[PROMPT]
Every line below is to be quoted exactly, with nothing added or dropped.

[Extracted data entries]
※

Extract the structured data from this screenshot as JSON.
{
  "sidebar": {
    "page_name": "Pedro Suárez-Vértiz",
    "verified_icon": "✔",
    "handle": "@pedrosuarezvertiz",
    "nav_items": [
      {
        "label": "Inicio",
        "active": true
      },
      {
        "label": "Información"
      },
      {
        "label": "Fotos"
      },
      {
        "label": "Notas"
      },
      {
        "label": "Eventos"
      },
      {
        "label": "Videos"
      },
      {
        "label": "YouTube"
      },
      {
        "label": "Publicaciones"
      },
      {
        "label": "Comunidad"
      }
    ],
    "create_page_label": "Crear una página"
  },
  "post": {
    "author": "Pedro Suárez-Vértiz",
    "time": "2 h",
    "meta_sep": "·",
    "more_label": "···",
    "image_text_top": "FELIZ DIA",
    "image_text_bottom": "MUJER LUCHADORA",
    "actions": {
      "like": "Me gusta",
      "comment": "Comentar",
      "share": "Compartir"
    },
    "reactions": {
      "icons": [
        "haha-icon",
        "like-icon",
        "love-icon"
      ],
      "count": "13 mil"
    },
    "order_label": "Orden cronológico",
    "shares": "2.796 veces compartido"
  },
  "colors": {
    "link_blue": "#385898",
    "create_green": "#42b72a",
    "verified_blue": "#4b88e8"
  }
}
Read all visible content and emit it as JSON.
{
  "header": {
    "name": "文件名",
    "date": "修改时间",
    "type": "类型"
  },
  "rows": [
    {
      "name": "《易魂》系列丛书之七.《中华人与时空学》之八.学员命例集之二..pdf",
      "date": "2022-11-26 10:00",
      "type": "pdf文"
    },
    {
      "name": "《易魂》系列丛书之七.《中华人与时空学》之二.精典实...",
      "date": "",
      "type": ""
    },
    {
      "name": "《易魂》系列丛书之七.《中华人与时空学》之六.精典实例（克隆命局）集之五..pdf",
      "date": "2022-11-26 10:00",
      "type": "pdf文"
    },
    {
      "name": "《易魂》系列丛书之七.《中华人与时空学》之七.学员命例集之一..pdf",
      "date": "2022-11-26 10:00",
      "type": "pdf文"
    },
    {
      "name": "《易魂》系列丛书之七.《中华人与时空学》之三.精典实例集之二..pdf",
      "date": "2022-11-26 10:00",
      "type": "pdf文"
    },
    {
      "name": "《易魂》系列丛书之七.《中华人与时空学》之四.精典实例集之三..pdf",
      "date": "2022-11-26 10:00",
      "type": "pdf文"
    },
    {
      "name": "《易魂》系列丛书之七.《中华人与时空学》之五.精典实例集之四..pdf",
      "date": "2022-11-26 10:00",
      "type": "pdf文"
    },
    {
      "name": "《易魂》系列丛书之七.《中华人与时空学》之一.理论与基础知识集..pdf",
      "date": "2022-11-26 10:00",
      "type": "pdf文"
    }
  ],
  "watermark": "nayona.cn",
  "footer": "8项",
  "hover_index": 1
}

※

[RESULT OF THE EXERCISE]
Extract the structured data from this screenshot as JSON.
{
  "sidebar": {
    "page_name": "Pedro Suárez-Vértiz",
    "verified_icon": "✔",
    "handle": "@pedrosuarezvertiz",
    "nav_items": [
      {
        "label": "Inicio",
        "active": true
      },
      {
        "label": "Información"
      },
      {
        "label": "Fotos"
      },
      {
        "label": "Notas"
      },
      {
        "label": "Eventos"
      },
      {
        "label": "Videos"
      },
      {
        "label": "YouTube"
      },
      {
        "label": "Publicaciones"
      },
      {
        "label": "Comunidad"
      }
    ],
    "create_page_label": "Crear una página"
  },
  "post": {
    "author": "Pedro Suárez-Vértiz",
    "time": "2 h",
    "meta_sep": "·",
    "more_label": "···",
    "image_text_top": "FELIZ DIA",
    "image_text_bottom": "MUJER LUCHADORA",
    "actions": {
      "like": "Me gusta",
      "comment": "Comentar",
      "share": "Compartir"
    },
    "reactions": {
      "icons": [
        "haha-icon",
        "like-icon",
        "love-icon"
      ],
      "count": "13 mil"
    },
    "order_label": "Orden cronológico",
    "shares": "2.796 veces compartido"
  },
  "colors": {
    "link_blue": "#385898",
    "create_green": "#42b72a",
    "verified_blue": "#4b88e8"
  }
}
Read all visible content and emit it as JSON.
{
  "header": {
    "name": "文件名",
    "date": "修改时间",
    "type": "类型"
  },
  "rows": [
    {
      "name": "《易魂》系列丛书之七.《中华人与时空学》之八.学员命例集之二..pdf",
      "date": "2022-11-26 10:00",
      "type": "pdf文"
    },
    {
      "name": "《易魂》系列丛书之七.《中华人与时空学》之二.精典实...",
      "date": "",
      "type": ""
    },
    {
      "name": "《易魂》系列丛书之七.《中华人与时空学》之六.精典实例（克隆命局）集之五..pdf",
      "date": "2022-11-26 10:00",
      "type": "pdf文"
    },
    {
      "name": "《易魂》系列丛书之七.《中华人与时空学》之七.学员命例集之一..pdf",
      "date": "2022-11-26 10:00",
      "type": "pdf文"
    },
    {
      "name": "《易魂》系列丛书之七.《中华人与时空学》之三.精典实例集之二..pdf",
      "date": "2022-11-26 10:00",
      "type": "pdf文"
    },
    {
      "name": "《易魂》系列丛书之七.《中华人与时空学》之四.精典实例集之三..pdf",
      "date": "2022-11-26 10:00",
      "type": "pdf文"
    },
    {
      "name": "《易魂》系列丛书之七.《中华人与时空学》之五.精典实例集之四..pdf",
      "date": "2022-11-26 10:00",
      "type": "pdf文"
    },
    {
      "name": "《易魂》系列丛书之七.《中华人与时空学》之一.理论与基础知识集..pdf",
      "date": "2022-11-26 10:00",
      "type": "pdf文"
    }
  ],
  "watermark": "nayona.cn",
  "footer": "8项",
  "hover_index": 1
}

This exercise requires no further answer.